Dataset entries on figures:
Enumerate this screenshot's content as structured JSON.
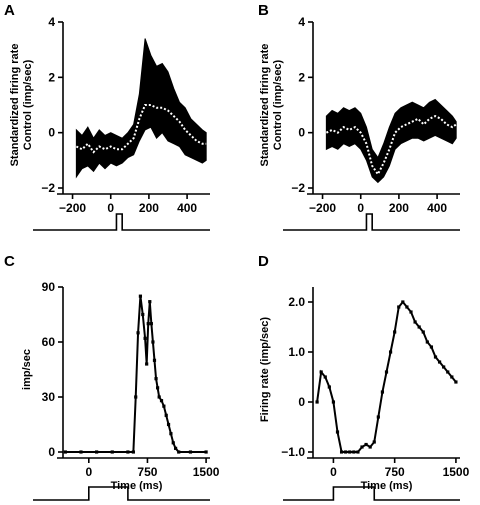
{
  "chart_data": [
    {
      "panel": "A",
      "type": "line",
      "title": "",
      "xlabel": "",
      "ylabel": [
        "Standardized firing rate",
        "Control (imp/sec)"
      ],
      "xlim": [
        -250,
        520
      ],
      "ylim": [
        -2,
        4
      ],
      "xticks": [
        -200,
        0,
        200,
        400
      ],
      "yticks": [
        -2,
        0,
        2,
        4
      ],
      "x": [
        -180,
        -150,
        -120,
        -90,
        -60,
        -30,
        0,
        30,
        60,
        90,
        120,
        150,
        180,
        210,
        240,
        270,
        300,
        330,
        360,
        390,
        420,
        450,
        480,
        500
      ],
      "series": [
        {
          "role": "upper",
          "values": [
            0.1,
            -0.1,
            0.2,
            -0.2,
            0.1,
            -0.1,
            0.0,
            -0.1,
            -0.2,
            0.0,
            0.3,
            1.4,
            3.4,
            2.8,
            2.4,
            2.5,
            2.2,
            1.6,
            1.1,
            0.9,
            0.5,
            0.3,
            0.1,
            0.0
          ]
        },
        {
          "role": "mean",
          "values": [
            -0.5,
            -0.6,
            -0.4,
            -0.7,
            -0.5,
            -0.6,
            -0.5,
            -0.6,
            -0.6,
            -0.4,
            -0.2,
            0.5,
            1.0,
            1.0,
            0.9,
            0.9,
            0.8,
            0.6,
            0.4,
            0.1,
            -0.1,
            -0.3,
            -0.4,
            -0.4
          ]
        },
        {
          "role": "lower",
          "values": [
            -1.6,
            -1.3,
            -1.2,
            -1.4,
            -1.1,
            -1.3,
            -1.1,
            -1.2,
            -1.1,
            -0.9,
            -0.8,
            -0.3,
            0.1,
            0.2,
            -0.2,
            0.0,
            -0.3,
            -0.4,
            -0.5,
            -0.8,
            -0.9,
            -1.0,
            -1.1,
            -1.0
          ]
        }
      ],
      "stimulus": {
        "onset": 30,
        "offset": 60
      }
    },
    {
      "panel": "B",
      "type": "line",
      "title": "",
      "xlabel": "",
      "ylabel": [
        "Standardized firing rate",
        "Control (imp/sec)"
      ],
      "xlim": [
        -250,
        520
      ],
      "ylim": [
        -2,
        4
      ],
      "xticks": [
        -200,
        0,
        200,
        400
      ],
      "yticks": [
        -2,
        0,
        2,
        4
      ],
      "x": [
        -180,
        -150,
        -120,
        -90,
        -60,
        -30,
        0,
        30,
        60,
        90,
        120,
        150,
        180,
        210,
        240,
        270,
        300,
        330,
        360,
        390,
        420,
        450,
        480,
        500
      ],
      "series": [
        {
          "role": "upper",
          "values": [
            0.6,
            0.8,
            0.7,
            0.9,
            0.8,
            0.9,
            0.7,
            0.2,
            -0.6,
            -0.9,
            -0.4,
            0.2,
            0.7,
            0.9,
            1.0,
            1.1,
            1.0,
            0.9,
            1.1,
            1.2,
            1.0,
            0.8,
            0.6,
            0.4
          ]
        },
        {
          "role": "mean",
          "values": [
            0.0,
            0.1,
            0.0,
            0.2,
            0.1,
            0.2,
            0.0,
            -0.4,
            -1.2,
            -1.5,
            -1.1,
            -0.6,
            0.0,
            0.2,
            0.3,
            0.4,
            0.5,
            0.3,
            0.5,
            0.6,
            0.5,
            0.3,
            0.2,
            0.3
          ]
        },
        {
          "role": "lower",
          "values": [
            -0.6,
            -0.5,
            -0.6,
            -0.4,
            -0.5,
            -0.4,
            -0.6,
            -1.0,
            -1.6,
            -1.8,
            -1.6,
            -1.2,
            -0.6,
            -0.4,
            -0.3,
            -0.2,
            -0.2,
            -0.3,
            -0.2,
            -0.1,
            -0.2,
            -0.3,
            -0.4,
            -0.2
          ]
        }
      ],
      "stimulus": {
        "onset": 30,
        "offset": 60
      }
    },
    {
      "panel": "C",
      "type": "line",
      "title": "",
      "xlabel": "Time (ms)",
      "ylabel": "imp/sec",
      "xlim": [
        -330,
        1550
      ],
      "ylim": [
        0,
        90
      ],
      "xticks": [
        0,
        750,
        1500
      ],
      "yticks": [
        0,
        30,
        60,
        90
      ],
      "x": [
        -300,
        -100,
        100,
        300,
        500,
        570,
        600,
        630,
        660,
        690,
        720,
        740,
        760,
        780,
        800,
        820,
        840,
        860,
        880,
        900,
        930,
        960,
        990,
        1020,
        1050,
        1080,
        1110,
        1150,
        1300,
        1500
      ],
      "values": [
        0,
        0,
        0,
        0,
        0,
        0,
        30,
        65,
        85,
        75,
        62,
        48,
        70,
        82,
        70,
        60,
        50,
        40,
        35,
        30,
        28,
        25,
        20,
        15,
        10,
        5,
        2,
        0,
        0,
        0
      ],
      "stimulus": {
        "onset": 0,
        "offset": 500
      }
    },
    {
      "panel": "D",
      "type": "line",
      "title": "",
      "xlabel": "Time (ms)",
      "ylabel": "Firing rate (imp/sec)",
      "xlim": [
        -250,
        1550
      ],
      "ylim": [
        -1.0,
        2.3
      ],
      "xticks": [
        0,
        750,
        1500
      ],
      "yticks": [
        -1.0,
        0,
        1.0,
        2.0
      ],
      "ytick_labels": [
        "−1.0",
        "0",
        "1.0",
        "2.0"
      ],
      "x": [
        -200,
        -150,
        -100,
        -50,
        0,
        50,
        100,
        150,
        200,
        250,
        300,
        350,
        400,
        450,
        500,
        550,
        600,
        650,
        700,
        750,
        800,
        850,
        900,
        950,
        1000,
        1050,
        1100,
        1150,
        1200,
        1250,
        1300,
        1350,
        1400,
        1450,
        1500
      ],
      "values": [
        0.0,
        0.6,
        0.5,
        0.3,
        0.0,
        -0.6,
        -1.0,
        -1.0,
        -1.0,
        -1.0,
        -1.0,
        -0.9,
        -0.85,
        -0.9,
        -0.8,
        -0.3,
        0.2,
        0.6,
        1.0,
        1.4,
        1.9,
        2.0,
        1.9,
        1.8,
        1.6,
        1.5,
        1.4,
        1.2,
        1.1,
        0.9,
        0.8,
        0.7,
        0.6,
        0.5,
        0.4
      ],
      "stimulus": {
        "onset": 0,
        "offset": 500
      }
    }
  ]
}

PROBLEM REQUIREMENTS:
Retype the records exactly. Any image in them should not appear in what you write.

TASK SOLUTION:
Enumerate this screenshot's content as structured JSON.
{
  "chart_data": [
    {
      "panel": "A",
      "type": "line",
      "title": "",
      "xlabel": "",
      "ylabel": [
        "Standardized firing rate",
        "Control (imp/sec)"
      ],
      "xlim": [
        -250,
        520
      ],
      "ylim": [
        -2,
        4
      ],
      "xticks": [
        -200,
        0,
        200,
        400
      ],
      "yticks": [
        -2,
        0,
        2,
        4
      ],
      "x": [
        -180,
        -150,
        -120,
        -90,
        -60,
        -30,
        0,
        30,
        60,
        90,
        120,
        150,
        180,
        210,
        240,
        270,
        300,
        330,
        360,
        390,
        420,
        450,
        480,
        500
      ],
      "series": [
        {
          "role": "upper",
          "values": [
            0.1,
            -0.1,
            0.2,
            -0.2,
            0.1,
            -0.1,
            0.0,
            -0.1,
            -0.2,
            0.0,
            0.3,
            1.4,
            3.4,
            2.8,
            2.4,
            2.5,
            2.2,
            1.6,
            1.1,
            0.9,
            0.5,
            0.3,
            0.1,
            0.0
          ]
        },
        {
          "role": "mean",
          "values": [
            -0.5,
            -0.6,
            -0.4,
            -0.7,
            -0.5,
            -0.6,
            -0.5,
            -0.6,
            -0.6,
            -0.4,
            -0.2,
            0.5,
            1.0,
            1.0,
            0.9,
            0.9,
            0.8,
            0.6,
            0.4,
            0.1,
            -0.1,
            -0.3,
            -0.4,
            -0.4
          ]
        },
        {
          "role": "lower",
          "values": [
            -1.6,
            -1.3,
            -1.2,
            -1.4,
            -1.1,
            -1.3,
            -1.1,
            -1.2,
            -1.1,
            -0.9,
            -0.8,
            -0.3,
            0.1,
            0.2,
            -0.2,
            0.0,
            -0.3,
            -0.4,
            -0.5,
            -0.8,
            -0.9,
            -1.0,
            -1.1,
            -1.0
          ]
        }
      ],
      "stimulus": {
        "onset": 30,
        "offset": 60
      }
    },
    {
      "panel": "B",
      "type": "line",
      "title": "",
      "xlabel": "",
      "ylabel": [
        "Standardized firing rate",
        "Control (imp/sec)"
      ],
      "xlim": [
        -250,
        520
      ],
      "ylim": [
        -2,
        4
      ],
      "xticks": [
        -200,
        0,
        200,
        400
      ],
      "yticks": [
        -2,
        0,
        2,
        4
      ],
      "x": [
        -180,
        -150,
        -120,
        -90,
        -60,
        -30,
        0,
        30,
        60,
        90,
        120,
        150,
        180,
        210,
        240,
        270,
        300,
        330,
        360,
        390,
        420,
        450,
        480,
        500
      ],
      "series": [
        {
          "role": "upper",
          "values": [
            0.6,
            0.8,
            0.7,
            0.9,
            0.8,
            0.9,
            0.7,
            0.2,
            -0.6,
            -0.9,
            -0.4,
            0.2,
            0.7,
            0.9,
            1.0,
            1.1,
            1.0,
            0.9,
            1.1,
            1.2,
            1.0,
            0.8,
            0.6,
            0.4
          ]
        },
        {
          "role": "mean",
          "values": [
            0.0,
            0.1,
            0.0,
            0.2,
            0.1,
            0.2,
            0.0,
            -0.4,
            -1.2,
            -1.5,
            -1.1,
            -0.6,
            0.0,
            0.2,
            0.3,
            0.4,
            0.5,
            0.3,
            0.5,
            0.6,
            0.5,
            0.3,
            0.2,
            0.3
          ]
        },
        {
          "role": "lower",
          "values": [
            -0.6,
            -0.5,
            -0.6,
            -0.4,
            -0.5,
            -0.4,
            -0.6,
            -1.0,
            -1.6,
            -1.8,
            -1.6,
            -1.2,
            -0.6,
            -0.4,
            -0.3,
            -0.2,
            -0.2,
            -0.3,
            -0.2,
            -0.1,
            -0.2,
            -0.3,
            -0.4,
            -0.2
          ]
        }
      ],
      "stimulus": {
        "onset": 30,
        "offset": 60
      }
    },
    {
      "panel": "C",
      "type": "line",
      "title": "",
      "xlabel": "Time (ms)",
      "ylabel": "imp/sec",
      "xlim": [
        -330,
        1550
      ],
      "ylim": [
        0,
        90
      ],
      "xticks": [
        0,
        750,
        1500
      ],
      "yticks": [
        0,
        30,
        60,
        90
      ],
      "x": [
        -300,
        -100,
        100,
        300,
        500,
        570,
        600,
        630,
        660,
        690,
        720,
        740,
        760,
        780,
        800,
        820,
        840,
        860,
        880,
        900,
        930,
        960,
        990,
        1020,
        1050,
        1080,
        1110,
        1150,
        1300,
        1500
      ],
      "values": [
        0,
        0,
        0,
        0,
        0,
        0,
        30,
        65,
        85,
        75,
        62,
        48,
        70,
        82,
        70,
        60,
        50,
        40,
        35,
        30,
        28,
        25,
        20,
        15,
        10,
        5,
        2,
        0,
        0,
        0
      ],
      "stimulus": {
        "onset": 0,
        "offset": 500
      }
    },
    {
      "panel": "D",
      "type": "line",
      "title": "",
      "xlabel": "Time (ms)",
      "ylabel": "Firing rate (imp/sec)",
      "xlim": [
        -250,
        1550
      ],
      "ylim": [
        -1.0,
        2.3
      ],
      "xticks": [
        0,
        750,
        1500
      ],
      "yticks": [
        -1.0,
        0,
        1.0,
        2.0
      ],
      "ytick_labels": [
        "−1.0",
        "0",
        "1.0",
        "2.0"
      ],
      "x": [
        -200,
        -150,
        -100,
        -50,
        0,
        50,
        100,
        150,
        200,
        250,
        300,
        350,
        400,
        450,
        500,
        550,
        600,
        650,
        700,
        750,
        800,
        850,
        900,
        950,
        1000,
        1050,
        1100,
        1150,
        1200,
        1250,
        1300,
        1350,
        1400,
        1450,
        1500
      ],
      "values": [
        0.0,
        0.6,
        0.5,
        0.3,
        0.0,
        -0.6,
        -1.0,
        -1.0,
        -1.0,
        -1.0,
        -1.0,
        -0.9,
        -0.85,
        -0.9,
        -0.8,
        -0.3,
        0.2,
        0.6,
        1.0,
        1.4,
        1.9,
        2.0,
        1.9,
        1.8,
        1.6,
        1.5,
        1.4,
        1.2,
        1.1,
        0.9,
        0.8,
        0.7,
        0.6,
        0.5,
        0.4
      ],
      "stimulus": {
        "onset": 0,
        "offset": 500
      }
    }
  ]
}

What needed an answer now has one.